= TASK TO COMPLETE =
Leave out the pictures and copy each record below exactly.

A run of records
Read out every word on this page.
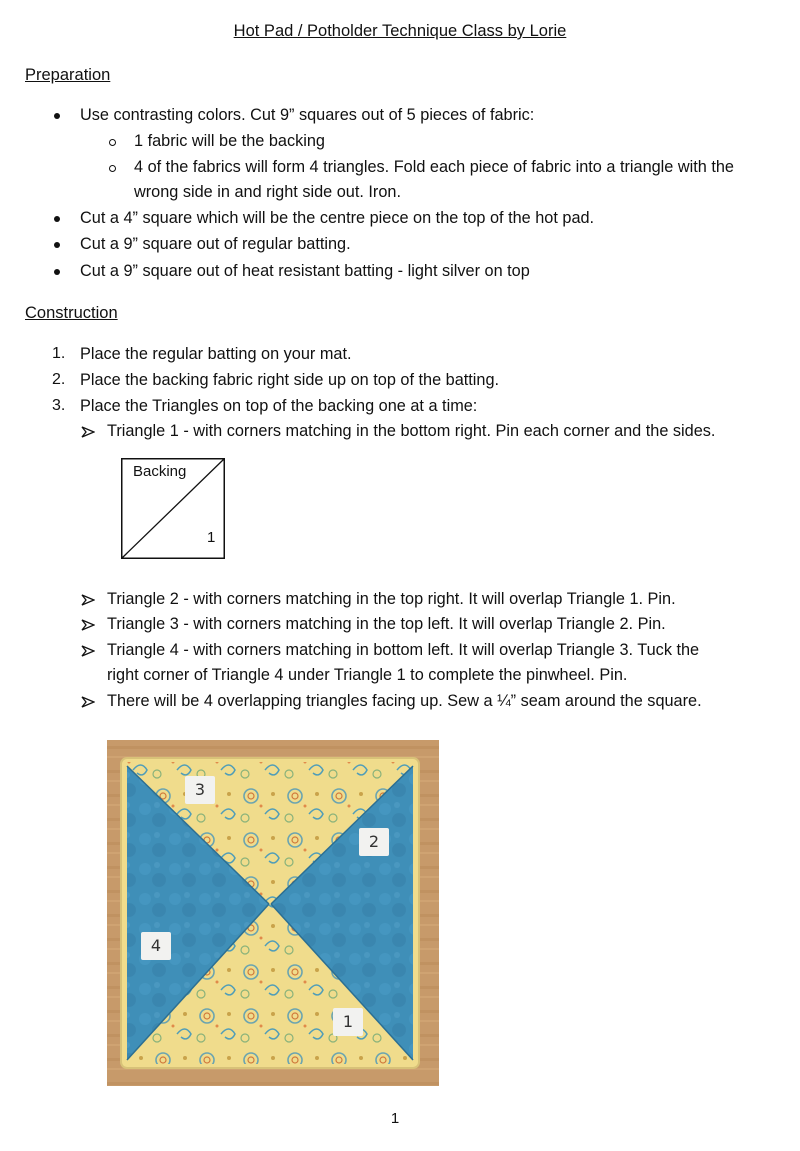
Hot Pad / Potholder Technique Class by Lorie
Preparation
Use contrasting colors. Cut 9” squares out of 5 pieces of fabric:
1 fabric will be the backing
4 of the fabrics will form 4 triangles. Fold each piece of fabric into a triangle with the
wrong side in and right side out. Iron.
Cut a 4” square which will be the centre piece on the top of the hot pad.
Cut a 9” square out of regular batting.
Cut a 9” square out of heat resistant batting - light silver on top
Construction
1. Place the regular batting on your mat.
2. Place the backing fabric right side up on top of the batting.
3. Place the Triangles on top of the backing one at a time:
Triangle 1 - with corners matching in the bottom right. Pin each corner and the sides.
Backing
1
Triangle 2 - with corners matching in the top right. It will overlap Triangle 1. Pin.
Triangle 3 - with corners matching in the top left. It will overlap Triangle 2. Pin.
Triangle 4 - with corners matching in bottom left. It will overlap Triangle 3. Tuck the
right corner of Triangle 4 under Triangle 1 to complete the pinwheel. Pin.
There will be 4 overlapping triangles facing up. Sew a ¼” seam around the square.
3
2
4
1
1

= TASK RESULT =
Read out every word on this page.
Hot Pad / Potholder Technique Class by Lorie
Preparation
Use contrasting colors. Cut 9” squares out of 5 pieces of fabric:
1 fabric will be the backing
4 of the fabrics will form 4 triangles. Fold each piece of fabric into a triangle with the
wrong side in and right side out. Iron.
Cut a 4” square which will be the centre piece on the top of the hot pad.
Cut a 9” square out of regular batting.
Cut a 9” square out of heat resistant batting - light silver on top
Construction
1. Place the regular batting on your mat.
2. Place the backing fabric right side up on top of the batting.
3. Place the Triangles on top of the backing one at a time:
Triangle 1 - with corners matching in the bottom right. Pin each corner and the sides.
Backing
1
Triangle 2 - with corners matching in the top right. It will overlap Triangle 1. Pin.
Triangle 3 - with corners matching in the top left. It will overlap Triangle 2. Pin.
Triangle 4 - with corners matching in bottom left. It will overlap Triangle 3. Tuck the
right corner of Triangle 4 under Triangle 1 to complete the pinwheel. Pin.
There will be 4 overlapping triangles facing up. Sew a ¼” seam around the square.
3
2
4
1
1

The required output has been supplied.